Stored entries
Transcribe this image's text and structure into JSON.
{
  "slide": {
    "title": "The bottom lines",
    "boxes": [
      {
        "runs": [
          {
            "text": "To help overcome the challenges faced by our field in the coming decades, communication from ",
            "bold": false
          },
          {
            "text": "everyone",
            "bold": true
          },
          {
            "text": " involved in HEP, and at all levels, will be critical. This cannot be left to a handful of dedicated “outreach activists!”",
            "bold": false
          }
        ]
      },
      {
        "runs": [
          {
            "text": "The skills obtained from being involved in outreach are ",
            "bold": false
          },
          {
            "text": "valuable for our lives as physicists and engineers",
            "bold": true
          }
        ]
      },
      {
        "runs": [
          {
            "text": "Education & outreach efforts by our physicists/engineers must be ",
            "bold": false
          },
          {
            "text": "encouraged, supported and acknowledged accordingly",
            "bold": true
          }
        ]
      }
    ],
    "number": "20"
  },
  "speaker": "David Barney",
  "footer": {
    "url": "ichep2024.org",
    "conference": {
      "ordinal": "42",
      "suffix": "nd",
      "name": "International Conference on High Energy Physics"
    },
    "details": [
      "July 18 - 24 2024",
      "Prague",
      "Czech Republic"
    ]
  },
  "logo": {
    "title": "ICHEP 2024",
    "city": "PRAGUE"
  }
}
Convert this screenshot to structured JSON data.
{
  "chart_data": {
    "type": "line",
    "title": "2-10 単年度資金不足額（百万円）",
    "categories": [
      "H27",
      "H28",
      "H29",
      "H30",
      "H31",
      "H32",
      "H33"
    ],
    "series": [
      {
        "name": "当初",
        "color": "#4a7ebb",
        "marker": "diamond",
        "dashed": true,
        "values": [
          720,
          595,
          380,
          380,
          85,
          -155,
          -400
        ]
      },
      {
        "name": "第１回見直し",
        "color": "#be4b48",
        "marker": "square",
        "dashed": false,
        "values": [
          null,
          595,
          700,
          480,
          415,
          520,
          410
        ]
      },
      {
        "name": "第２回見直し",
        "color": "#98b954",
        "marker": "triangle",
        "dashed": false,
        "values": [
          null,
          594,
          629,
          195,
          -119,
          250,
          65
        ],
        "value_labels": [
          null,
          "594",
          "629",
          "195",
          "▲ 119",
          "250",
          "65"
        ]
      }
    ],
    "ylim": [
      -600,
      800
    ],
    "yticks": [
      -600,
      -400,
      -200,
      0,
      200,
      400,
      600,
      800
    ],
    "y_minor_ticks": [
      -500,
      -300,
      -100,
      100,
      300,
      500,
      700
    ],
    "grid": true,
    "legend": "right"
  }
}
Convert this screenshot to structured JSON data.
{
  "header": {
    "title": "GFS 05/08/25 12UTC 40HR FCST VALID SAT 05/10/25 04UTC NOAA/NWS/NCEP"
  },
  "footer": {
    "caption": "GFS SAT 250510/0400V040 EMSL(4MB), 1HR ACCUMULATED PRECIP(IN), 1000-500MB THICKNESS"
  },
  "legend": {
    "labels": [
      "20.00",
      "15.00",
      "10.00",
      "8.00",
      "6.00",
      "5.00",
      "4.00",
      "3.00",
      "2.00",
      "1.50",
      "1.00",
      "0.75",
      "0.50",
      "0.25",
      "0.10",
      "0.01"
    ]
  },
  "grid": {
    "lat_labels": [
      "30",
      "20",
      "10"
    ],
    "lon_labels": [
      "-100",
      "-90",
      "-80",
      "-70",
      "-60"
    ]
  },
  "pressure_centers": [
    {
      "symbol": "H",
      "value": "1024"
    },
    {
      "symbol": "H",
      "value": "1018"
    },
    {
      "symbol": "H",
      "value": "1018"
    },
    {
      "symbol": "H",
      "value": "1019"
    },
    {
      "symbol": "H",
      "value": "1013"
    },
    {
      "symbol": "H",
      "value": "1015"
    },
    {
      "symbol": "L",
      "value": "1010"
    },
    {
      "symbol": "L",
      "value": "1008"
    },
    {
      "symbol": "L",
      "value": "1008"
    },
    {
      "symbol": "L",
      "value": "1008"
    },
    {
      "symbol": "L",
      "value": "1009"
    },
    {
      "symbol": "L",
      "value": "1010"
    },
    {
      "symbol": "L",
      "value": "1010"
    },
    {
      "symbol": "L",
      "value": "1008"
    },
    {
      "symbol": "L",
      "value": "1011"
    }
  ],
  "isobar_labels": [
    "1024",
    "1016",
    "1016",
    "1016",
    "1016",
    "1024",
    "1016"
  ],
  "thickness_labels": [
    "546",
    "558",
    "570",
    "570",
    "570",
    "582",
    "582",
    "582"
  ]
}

* _What is expected_
Write out the complete set of records exactly as given.

* _Result of this task_
Transcribe this image's text and structure into JSON.
{
  "slide": {
    "title": "The bottom lines",
    "boxes": [
      {
        "runs": [
          {
            "text": "To help overcome the challenges faced by our field in the coming decades, communication from ",
            "bold": false
          },
          {
            "text": "everyone",
            "bold": true
          },
          {
            "text": " involved in HEP, and at all levels, will be critical. This cannot be left to a handful of dedicated “outreach activists!”",
            "bold": false
          }
        ]
      },
      {
        "runs": [
          {
            "text": "The skills obtained from being involved in outreach are ",
            "bold": false
          },
          {
            "text": "valuable for our lives as physicists and engineers",
            "bold": true
          }
        ]
      },
      {
        "runs": [
          {
            "text": "Education & outreach efforts by our physicists/engineers must be ",
            "bold": false
          },
          {
            "text": "encouraged, supported and acknowledged accordingly",
            "bold": true
          }
        ]
      }
    ],
    "number": "20"
  },
  "speaker": "David Barney",
  "footer": {
    "url": "ichep2024.org",
    "conference": {
      "ordinal": "42",
      "suffix": "nd",
      "name": "International Conference on High Energy Physics"
    },
    "details": [
      "July 18 - 24 2024",
      "Prague",
      "Czech Republic"
    ]
  },
  "logo": {
    "title": "ICHEP 2024",
    "city": "PRAGUE"
  }
}
Convert this screenshot to structured JSON data.
{
  "chart_data": {
    "type": "line",
    "title": "2-10 単年度資金不足額（百万円）",
    "categories": [
      "H27",
      "H28",
      "H29",
      "H30",
      "H31",
      "H32",
      "H33"
    ],
    "series": [
      {
        "name": "当初",
        "color": "#4a7ebb",
        "marker": "diamond",
        "dashed": true,
        "values": [
          720,
          595,
          380,
          380,
          85,
          -155,
          -400
        ]
      },
      {
        "name": "第１回見直し",
        "color": "#be4b48",
        "marker": "square",
        "dashed": false,
        "values": [
          null,
          595,
          700,
          480,
          415,
          520,
          410
        ]
      },
      {
        "name": "第２回見直し",
        "color": "#98b954",
        "marker": "triangle",
        "dashed": false,
        "values": [
          null,
          594,
          629,
          195,
          -119,
          250,
          65
        ],
        "value_labels": [
          null,
          "594",
          "629",
          "195",
          "▲ 119",
          "250",
          "65"
        ]
      }
    ],
    "ylim": [
      -600,
      800
    ],
    "yticks": [
      -600,
      -400,
      -200,
      0,
      200,
      400,
      600,
      800
    ],
    "y_minor_ticks": [
      -500,
      -300,
      -100,
      100,
      300,
      500,
      700
    ],
    "grid": true,
    "legend": "right"
  }
}
Convert this screenshot to structured JSON data.
{
  "header": {
    "title": "GFS 05/08/25 12UTC 40HR FCST VALID SAT 05/10/25 04UTC NOAA/NWS/NCEP"
  },
  "footer": {
    "caption": "GFS SAT 250510/0400V040 EMSL(4MB), 1HR ACCUMULATED PRECIP(IN), 1000-500MB THICKNESS"
  },
  "legend": {
    "labels": [
      "20.00",
      "15.00",
      "10.00",
      "8.00",
      "6.00",
      "5.00",
      "4.00",
      "3.00",
      "2.00",
      "1.50",
      "1.00",
      "0.75",
      "0.50",
      "0.25",
      "0.10",
      "0.01"
    ]
  },
  "grid": {
    "lat_labels": [
      "30",
      "20",
      "10"
    ],
    "lon_labels": [
      "-100",
      "-90",
      "-80",
      "-70",
      "-60"
    ]
  },
  "pressure_centers": [
    {
      "symbol": "H",
      "value": "1024"
    },
    {
      "symbol": "H",
      "value": "1018"
    },
    {
      "symbol": "H",
      "value": "1018"
    },
    {
      "symbol": "H",
      "value": "1019"
    },
    {
      "symbol": "H",
      "value": "1013"
    },
    {
      "symbol": "H",
      "value": "1015"
    },
    {
      "symbol": "L",
      "value": "1010"
    },
    {
      "symbol": "L",
      "value": "1008"
    },
    {
      "symbol": "L",
      "value": "1008"
    },
    {
      "symbol": "L",
      "value": "1008"
    },
    {
      "symbol": "L",
      "value": "1009"
    },
    {
      "symbol": "L",
      "value": "1010"
    },
    {
      "symbol": "L",
      "value": "1010"
    },
    {
      "symbol": "L",
      "value": "1008"
    },
    {
      "symbol": "L",
      "value": "1011"
    }
  ],
  "isobar_labels": [
    "1024",
    "1016",
    "1016",
    "1016",
    "1016",
    "1024",
    "1016"
  ],
  "thickness_labels": [
    "546",
    "558",
    "570",
    "570",
    "570",
    "582",
    "582",
    "582"
  ]
}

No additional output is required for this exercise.